(The problem) Count every line of the listing where the string "screenshot" occurs, and reply with the count alone.

(Items)
++++

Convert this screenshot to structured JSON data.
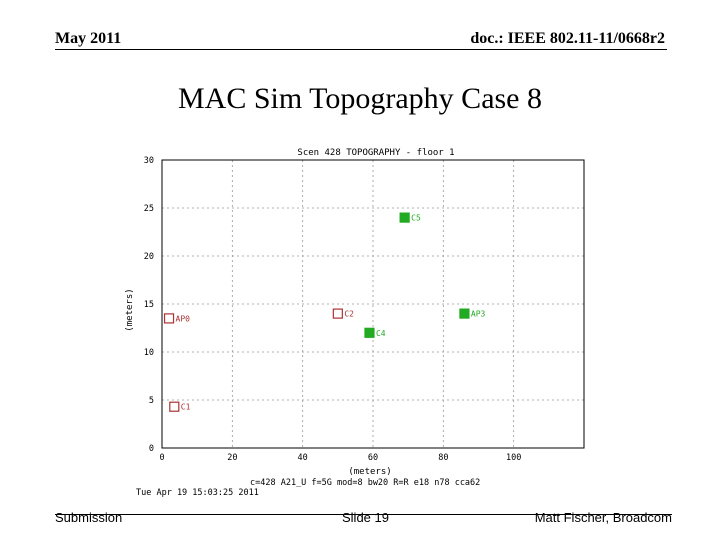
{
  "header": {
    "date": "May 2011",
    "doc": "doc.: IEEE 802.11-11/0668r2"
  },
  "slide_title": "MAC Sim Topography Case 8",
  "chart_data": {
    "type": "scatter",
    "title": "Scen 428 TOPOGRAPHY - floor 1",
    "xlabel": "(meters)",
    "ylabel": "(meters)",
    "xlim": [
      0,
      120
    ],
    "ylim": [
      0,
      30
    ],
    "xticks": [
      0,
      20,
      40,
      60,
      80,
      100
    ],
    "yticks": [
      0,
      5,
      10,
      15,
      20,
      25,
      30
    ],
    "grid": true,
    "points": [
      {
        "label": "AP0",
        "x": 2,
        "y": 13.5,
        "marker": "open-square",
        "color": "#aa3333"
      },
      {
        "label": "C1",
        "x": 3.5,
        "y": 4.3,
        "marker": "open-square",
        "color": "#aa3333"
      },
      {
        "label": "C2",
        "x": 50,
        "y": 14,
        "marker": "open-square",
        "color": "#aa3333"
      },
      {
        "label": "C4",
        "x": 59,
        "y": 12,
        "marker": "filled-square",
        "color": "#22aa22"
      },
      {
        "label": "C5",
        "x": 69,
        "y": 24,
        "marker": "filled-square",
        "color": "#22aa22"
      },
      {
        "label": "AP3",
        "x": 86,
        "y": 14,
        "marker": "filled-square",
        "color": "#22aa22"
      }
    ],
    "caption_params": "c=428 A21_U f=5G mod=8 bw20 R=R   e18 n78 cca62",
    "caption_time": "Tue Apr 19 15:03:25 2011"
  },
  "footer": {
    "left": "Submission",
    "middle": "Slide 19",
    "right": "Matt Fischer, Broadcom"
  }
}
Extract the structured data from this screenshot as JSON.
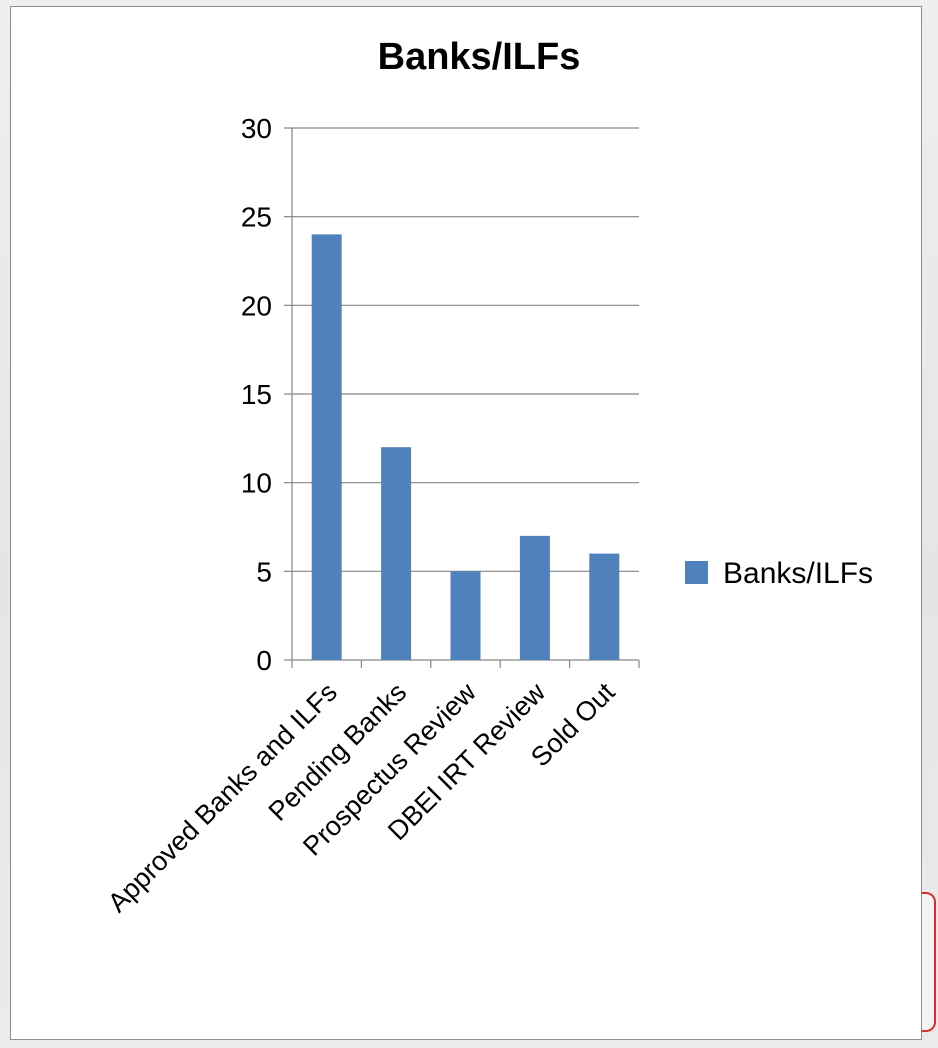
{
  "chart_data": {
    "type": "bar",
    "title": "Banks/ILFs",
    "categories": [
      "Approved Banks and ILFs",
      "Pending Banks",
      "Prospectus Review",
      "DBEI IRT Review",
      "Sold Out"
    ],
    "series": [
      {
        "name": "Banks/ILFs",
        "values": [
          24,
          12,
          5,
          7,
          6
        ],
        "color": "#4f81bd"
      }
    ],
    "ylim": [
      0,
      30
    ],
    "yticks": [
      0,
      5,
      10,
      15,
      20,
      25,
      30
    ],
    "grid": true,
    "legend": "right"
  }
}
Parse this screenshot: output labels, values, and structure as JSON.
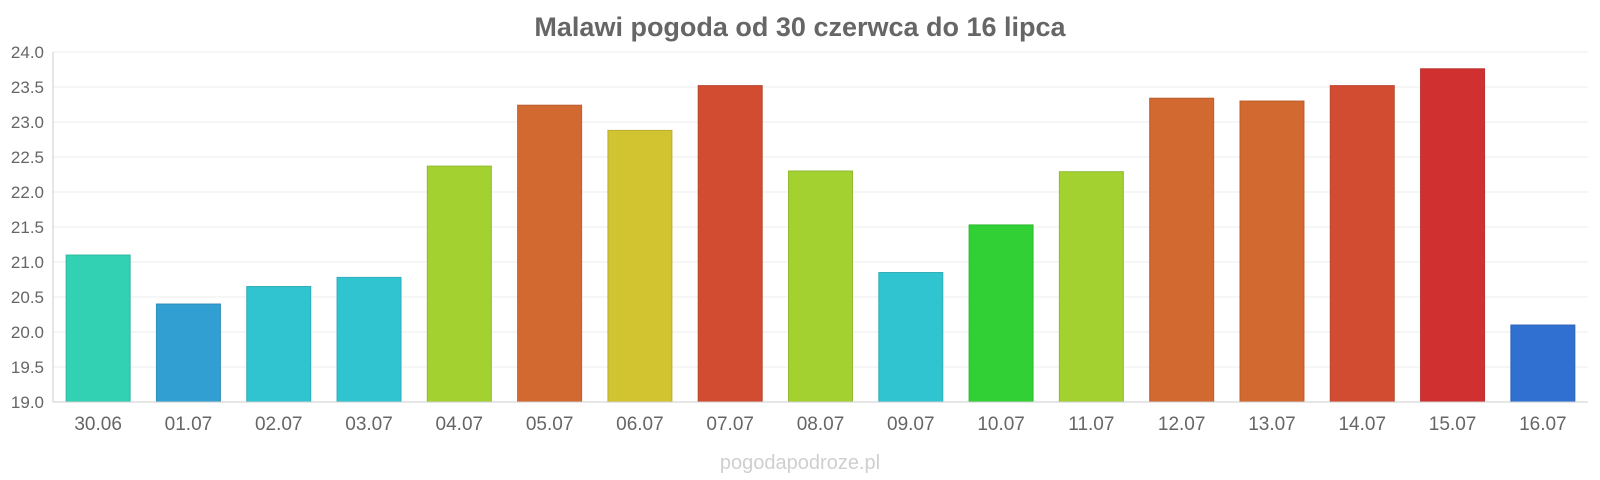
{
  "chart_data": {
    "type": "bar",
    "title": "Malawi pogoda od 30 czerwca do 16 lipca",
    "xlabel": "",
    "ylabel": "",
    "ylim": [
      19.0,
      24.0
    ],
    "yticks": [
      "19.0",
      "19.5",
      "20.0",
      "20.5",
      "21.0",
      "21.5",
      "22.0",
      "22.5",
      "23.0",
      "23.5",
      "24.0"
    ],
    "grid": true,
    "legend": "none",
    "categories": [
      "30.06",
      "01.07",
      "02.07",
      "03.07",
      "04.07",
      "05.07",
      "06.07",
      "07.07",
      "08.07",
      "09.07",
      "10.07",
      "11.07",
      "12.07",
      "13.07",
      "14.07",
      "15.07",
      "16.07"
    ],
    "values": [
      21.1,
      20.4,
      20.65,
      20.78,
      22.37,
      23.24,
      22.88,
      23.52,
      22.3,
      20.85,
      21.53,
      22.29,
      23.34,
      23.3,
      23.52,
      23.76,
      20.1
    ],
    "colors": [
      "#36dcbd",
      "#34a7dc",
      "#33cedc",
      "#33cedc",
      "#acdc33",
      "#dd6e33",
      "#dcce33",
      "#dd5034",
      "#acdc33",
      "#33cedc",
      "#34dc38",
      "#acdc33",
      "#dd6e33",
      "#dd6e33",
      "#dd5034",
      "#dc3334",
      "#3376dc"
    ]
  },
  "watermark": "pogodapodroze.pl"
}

++++

(Final result) 3